--- BEGIN ---

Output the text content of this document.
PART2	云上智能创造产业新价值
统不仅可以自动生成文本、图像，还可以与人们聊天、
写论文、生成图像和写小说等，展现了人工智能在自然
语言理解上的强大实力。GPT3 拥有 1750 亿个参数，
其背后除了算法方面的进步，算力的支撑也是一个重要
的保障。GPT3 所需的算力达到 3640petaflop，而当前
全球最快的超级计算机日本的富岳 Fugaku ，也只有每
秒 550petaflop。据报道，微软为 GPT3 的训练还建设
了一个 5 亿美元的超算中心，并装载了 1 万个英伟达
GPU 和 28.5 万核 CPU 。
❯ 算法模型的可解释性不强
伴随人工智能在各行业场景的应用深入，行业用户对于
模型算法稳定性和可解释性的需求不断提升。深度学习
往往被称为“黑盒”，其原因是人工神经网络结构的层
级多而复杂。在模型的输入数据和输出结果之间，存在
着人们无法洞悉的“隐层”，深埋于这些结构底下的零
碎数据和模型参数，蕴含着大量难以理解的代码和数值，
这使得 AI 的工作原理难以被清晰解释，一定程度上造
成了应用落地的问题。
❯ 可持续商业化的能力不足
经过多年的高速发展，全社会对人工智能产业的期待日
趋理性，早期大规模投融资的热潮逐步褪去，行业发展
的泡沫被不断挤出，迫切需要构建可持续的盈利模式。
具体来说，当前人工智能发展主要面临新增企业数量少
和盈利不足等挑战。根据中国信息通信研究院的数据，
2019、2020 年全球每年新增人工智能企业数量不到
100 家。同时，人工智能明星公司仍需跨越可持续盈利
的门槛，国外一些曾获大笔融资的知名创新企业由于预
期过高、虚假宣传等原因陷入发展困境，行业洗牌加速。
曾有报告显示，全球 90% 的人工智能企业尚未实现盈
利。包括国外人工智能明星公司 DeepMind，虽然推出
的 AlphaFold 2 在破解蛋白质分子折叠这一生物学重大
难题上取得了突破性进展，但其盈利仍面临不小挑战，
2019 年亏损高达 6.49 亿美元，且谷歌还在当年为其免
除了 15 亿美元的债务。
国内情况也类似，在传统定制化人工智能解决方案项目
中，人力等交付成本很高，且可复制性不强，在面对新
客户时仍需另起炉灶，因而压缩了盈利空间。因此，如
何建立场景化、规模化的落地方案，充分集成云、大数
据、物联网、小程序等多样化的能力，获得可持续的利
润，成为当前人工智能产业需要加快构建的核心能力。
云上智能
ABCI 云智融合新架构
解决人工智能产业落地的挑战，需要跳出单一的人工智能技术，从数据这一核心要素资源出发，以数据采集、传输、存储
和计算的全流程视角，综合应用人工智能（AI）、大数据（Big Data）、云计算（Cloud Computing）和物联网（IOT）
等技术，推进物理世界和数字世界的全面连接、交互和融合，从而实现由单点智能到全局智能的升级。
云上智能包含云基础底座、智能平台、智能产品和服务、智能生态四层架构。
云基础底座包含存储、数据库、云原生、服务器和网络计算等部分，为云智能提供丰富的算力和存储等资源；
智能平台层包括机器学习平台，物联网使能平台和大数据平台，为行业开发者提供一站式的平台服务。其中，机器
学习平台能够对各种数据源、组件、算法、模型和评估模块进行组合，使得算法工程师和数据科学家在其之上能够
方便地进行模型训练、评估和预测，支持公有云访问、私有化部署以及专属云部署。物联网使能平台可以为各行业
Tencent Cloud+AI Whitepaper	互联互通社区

--- END ---

DIRECTIVE: Copy out every line where the word "Cloud" occurs.

EXERCISE OUTPUT:
和计算的全流程视角，综合应用人工智能（AI）、大数据（Big Data）、云计算（Cloud Computing）和物联网（IOT）
Tencent Cloud+AI Whitepaper	互联互通社区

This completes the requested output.